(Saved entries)
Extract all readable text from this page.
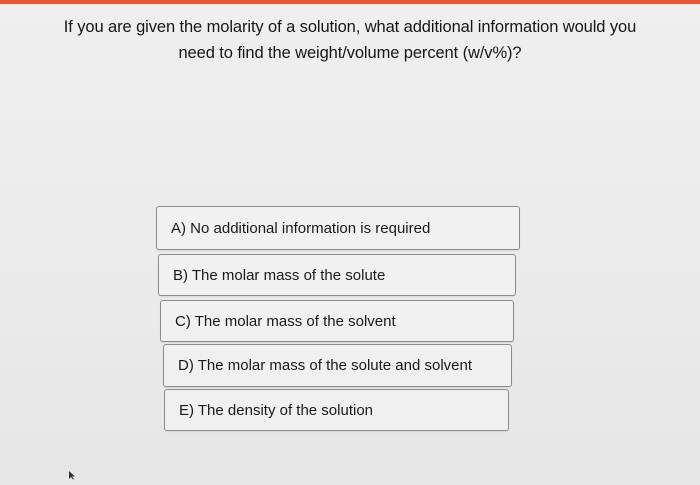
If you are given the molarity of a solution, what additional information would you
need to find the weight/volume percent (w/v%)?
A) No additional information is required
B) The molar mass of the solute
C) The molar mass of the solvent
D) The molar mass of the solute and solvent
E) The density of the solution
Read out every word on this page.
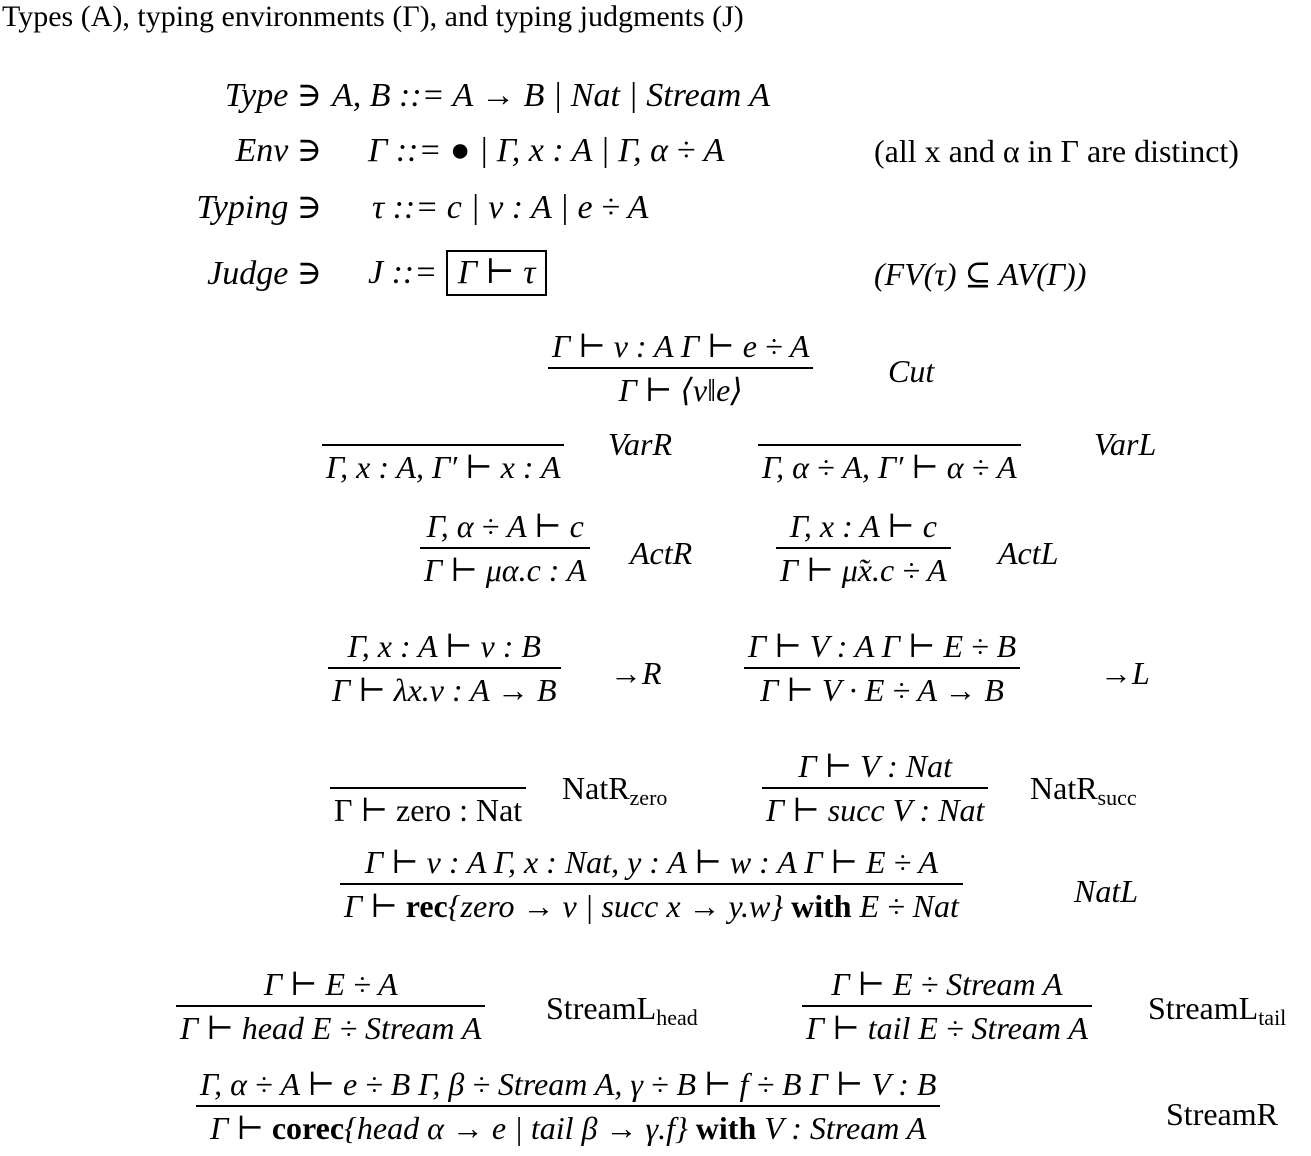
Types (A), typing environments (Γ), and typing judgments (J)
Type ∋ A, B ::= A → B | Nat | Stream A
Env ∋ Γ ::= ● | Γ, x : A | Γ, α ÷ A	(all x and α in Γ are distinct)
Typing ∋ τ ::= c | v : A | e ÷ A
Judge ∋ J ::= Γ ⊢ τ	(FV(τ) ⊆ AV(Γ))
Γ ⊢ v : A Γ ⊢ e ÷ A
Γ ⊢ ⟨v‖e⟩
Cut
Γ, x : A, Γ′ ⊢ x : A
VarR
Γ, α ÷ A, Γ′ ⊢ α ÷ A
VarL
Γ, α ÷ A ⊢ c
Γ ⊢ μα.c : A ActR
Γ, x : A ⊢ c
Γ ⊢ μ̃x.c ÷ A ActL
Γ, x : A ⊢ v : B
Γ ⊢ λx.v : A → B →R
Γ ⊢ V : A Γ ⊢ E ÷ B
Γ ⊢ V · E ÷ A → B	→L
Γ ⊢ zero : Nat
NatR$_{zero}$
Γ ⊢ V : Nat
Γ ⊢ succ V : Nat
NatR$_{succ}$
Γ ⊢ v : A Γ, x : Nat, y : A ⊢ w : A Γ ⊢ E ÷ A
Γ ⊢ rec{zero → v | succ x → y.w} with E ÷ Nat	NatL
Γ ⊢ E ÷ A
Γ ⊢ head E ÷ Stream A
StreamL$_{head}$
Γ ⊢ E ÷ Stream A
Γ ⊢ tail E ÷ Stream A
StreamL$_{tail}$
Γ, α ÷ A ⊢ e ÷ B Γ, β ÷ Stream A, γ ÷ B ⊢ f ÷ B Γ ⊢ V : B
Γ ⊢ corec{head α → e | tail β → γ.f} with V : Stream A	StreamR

--

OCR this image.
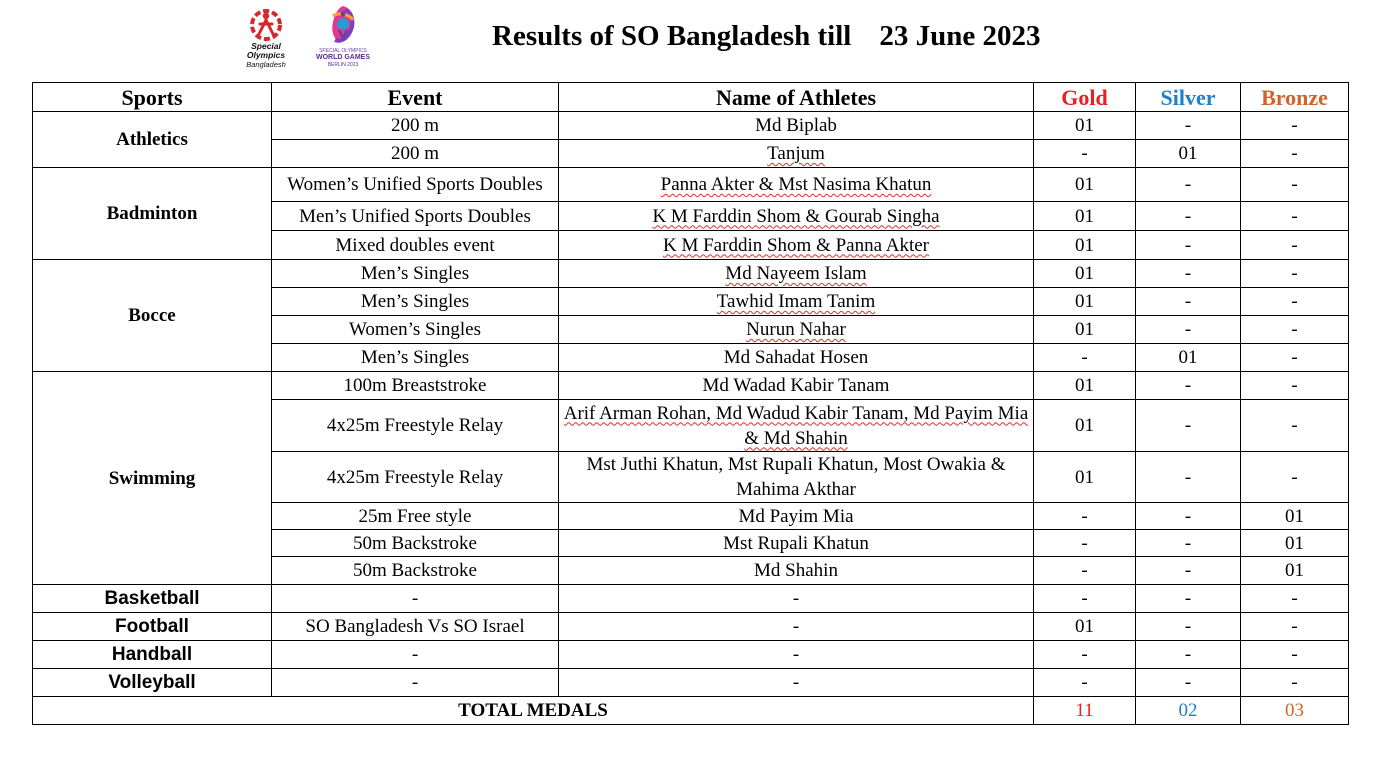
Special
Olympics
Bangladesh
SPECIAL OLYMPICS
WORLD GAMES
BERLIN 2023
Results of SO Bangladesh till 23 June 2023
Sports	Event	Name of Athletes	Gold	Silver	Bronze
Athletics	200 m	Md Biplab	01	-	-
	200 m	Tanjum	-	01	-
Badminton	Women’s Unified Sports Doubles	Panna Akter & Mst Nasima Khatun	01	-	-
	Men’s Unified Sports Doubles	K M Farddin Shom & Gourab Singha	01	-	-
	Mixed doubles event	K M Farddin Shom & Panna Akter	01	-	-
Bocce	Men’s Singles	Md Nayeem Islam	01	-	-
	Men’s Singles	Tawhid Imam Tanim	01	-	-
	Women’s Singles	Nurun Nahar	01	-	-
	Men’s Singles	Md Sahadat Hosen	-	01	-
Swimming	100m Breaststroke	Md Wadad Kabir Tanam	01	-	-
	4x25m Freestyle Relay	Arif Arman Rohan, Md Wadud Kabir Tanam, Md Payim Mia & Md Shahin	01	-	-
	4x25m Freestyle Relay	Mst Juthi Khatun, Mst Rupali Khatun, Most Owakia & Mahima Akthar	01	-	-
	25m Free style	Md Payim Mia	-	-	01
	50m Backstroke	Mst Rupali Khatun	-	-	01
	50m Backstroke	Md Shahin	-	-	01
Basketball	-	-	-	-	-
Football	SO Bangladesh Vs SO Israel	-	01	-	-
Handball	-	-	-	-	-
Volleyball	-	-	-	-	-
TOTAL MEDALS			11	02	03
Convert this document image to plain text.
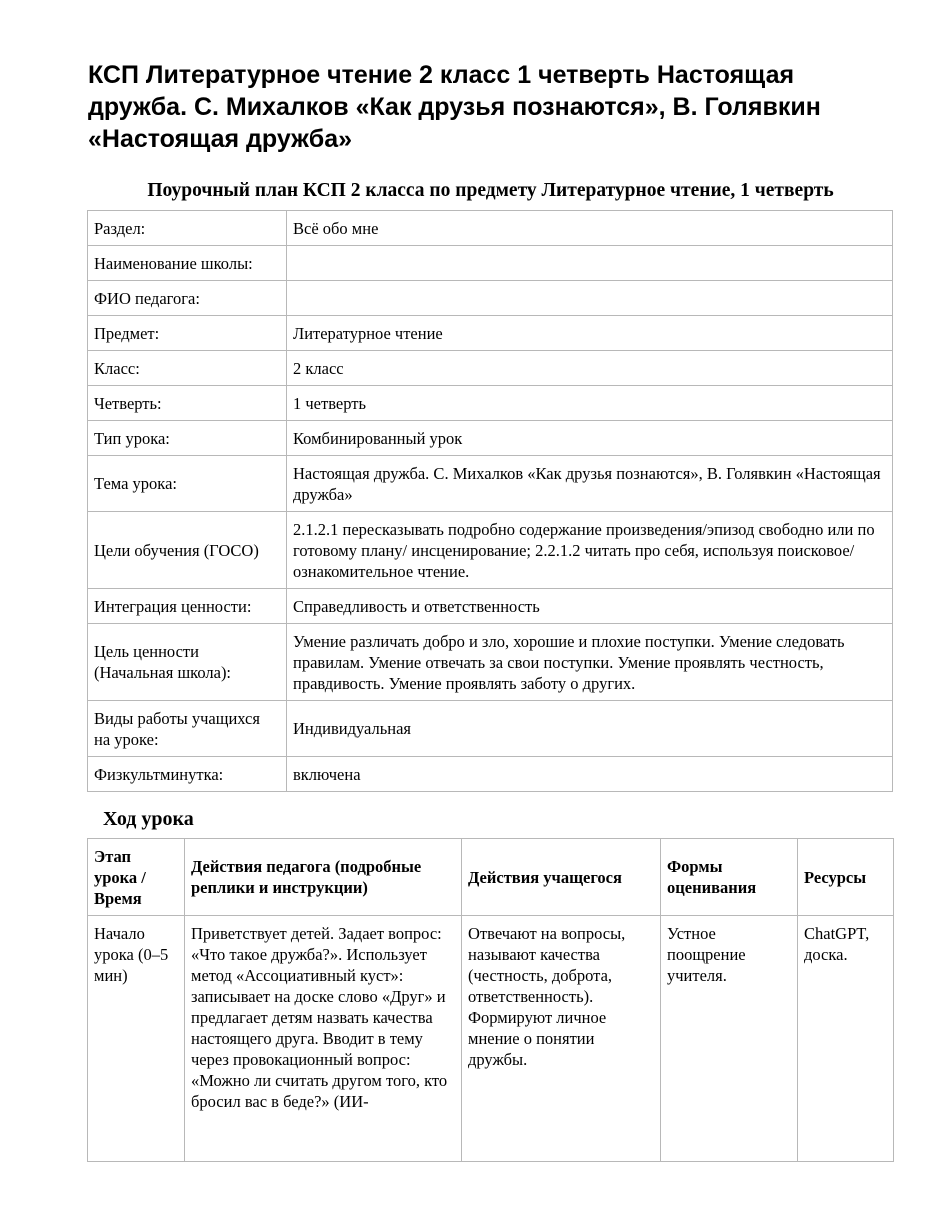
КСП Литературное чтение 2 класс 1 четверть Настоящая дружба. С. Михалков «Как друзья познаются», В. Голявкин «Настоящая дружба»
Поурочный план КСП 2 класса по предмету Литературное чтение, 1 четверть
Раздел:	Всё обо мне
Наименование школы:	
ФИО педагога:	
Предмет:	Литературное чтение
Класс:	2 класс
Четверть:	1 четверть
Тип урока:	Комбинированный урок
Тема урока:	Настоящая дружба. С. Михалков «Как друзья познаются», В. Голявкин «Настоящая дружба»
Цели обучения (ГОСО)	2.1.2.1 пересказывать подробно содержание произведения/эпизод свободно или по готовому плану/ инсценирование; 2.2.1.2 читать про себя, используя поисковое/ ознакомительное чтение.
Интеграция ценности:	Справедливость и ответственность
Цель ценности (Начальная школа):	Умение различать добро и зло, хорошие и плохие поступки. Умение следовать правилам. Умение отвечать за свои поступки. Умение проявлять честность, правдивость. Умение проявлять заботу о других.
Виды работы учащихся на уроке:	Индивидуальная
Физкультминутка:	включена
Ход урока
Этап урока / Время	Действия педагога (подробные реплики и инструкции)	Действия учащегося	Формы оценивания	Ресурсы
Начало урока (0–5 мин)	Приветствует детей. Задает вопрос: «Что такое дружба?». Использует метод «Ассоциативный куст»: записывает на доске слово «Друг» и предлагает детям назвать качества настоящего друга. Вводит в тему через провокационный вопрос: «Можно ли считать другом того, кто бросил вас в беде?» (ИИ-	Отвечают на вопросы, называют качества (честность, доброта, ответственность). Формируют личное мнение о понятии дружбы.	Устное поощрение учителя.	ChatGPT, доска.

* * *

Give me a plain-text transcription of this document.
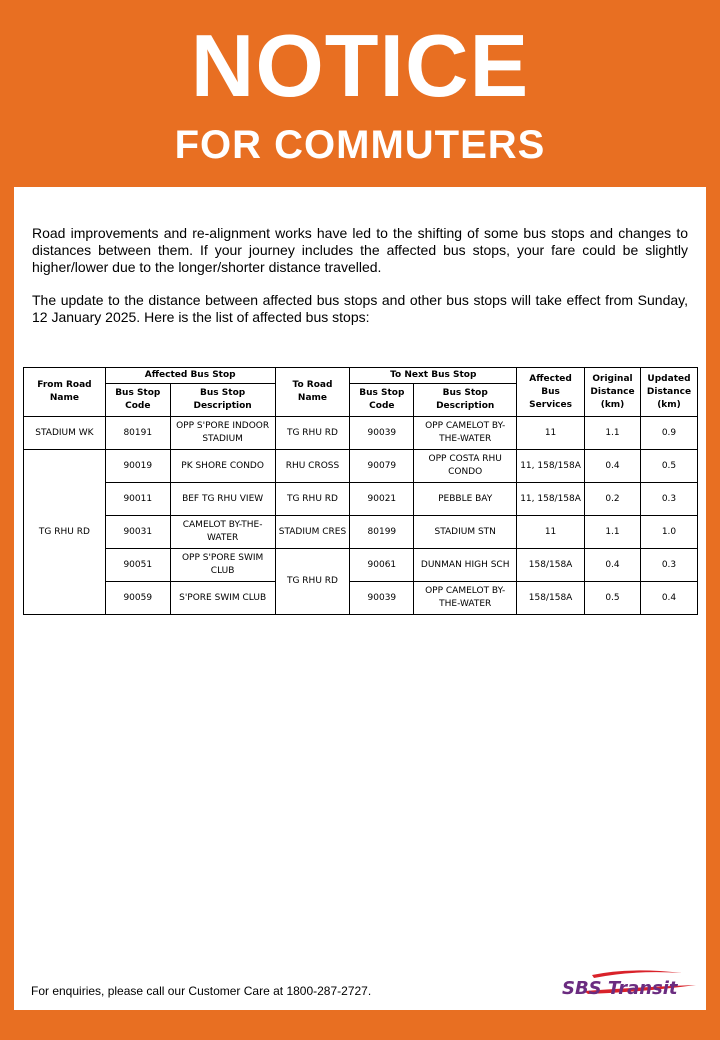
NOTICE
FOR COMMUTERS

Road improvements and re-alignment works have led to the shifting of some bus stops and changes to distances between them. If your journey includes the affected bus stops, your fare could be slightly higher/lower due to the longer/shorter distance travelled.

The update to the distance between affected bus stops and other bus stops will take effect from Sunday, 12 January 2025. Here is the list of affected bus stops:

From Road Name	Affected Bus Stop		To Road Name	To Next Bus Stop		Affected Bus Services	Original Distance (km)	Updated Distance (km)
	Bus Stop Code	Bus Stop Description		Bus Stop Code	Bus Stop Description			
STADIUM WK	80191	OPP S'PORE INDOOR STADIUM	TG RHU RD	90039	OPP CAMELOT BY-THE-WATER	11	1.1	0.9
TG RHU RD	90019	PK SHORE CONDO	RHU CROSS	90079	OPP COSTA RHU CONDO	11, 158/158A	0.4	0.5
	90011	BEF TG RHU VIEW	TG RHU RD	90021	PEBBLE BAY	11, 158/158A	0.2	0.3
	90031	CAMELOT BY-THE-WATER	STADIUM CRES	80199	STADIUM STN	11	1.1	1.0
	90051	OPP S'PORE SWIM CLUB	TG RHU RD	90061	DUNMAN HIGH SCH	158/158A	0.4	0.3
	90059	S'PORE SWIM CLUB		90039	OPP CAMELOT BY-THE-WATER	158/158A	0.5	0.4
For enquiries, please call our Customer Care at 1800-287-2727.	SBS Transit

TASK OBJECTIVE - From the records given above, copy all lines containing "Panna".

REPLY TO THE TASK -
Badminton	Women’s Unified Sports Doubles	Panna Akter & Mst Nasima Khatun	01	-	-
	Mixed doubles event	K M Farddin Shom & Panna Akter	01	-	-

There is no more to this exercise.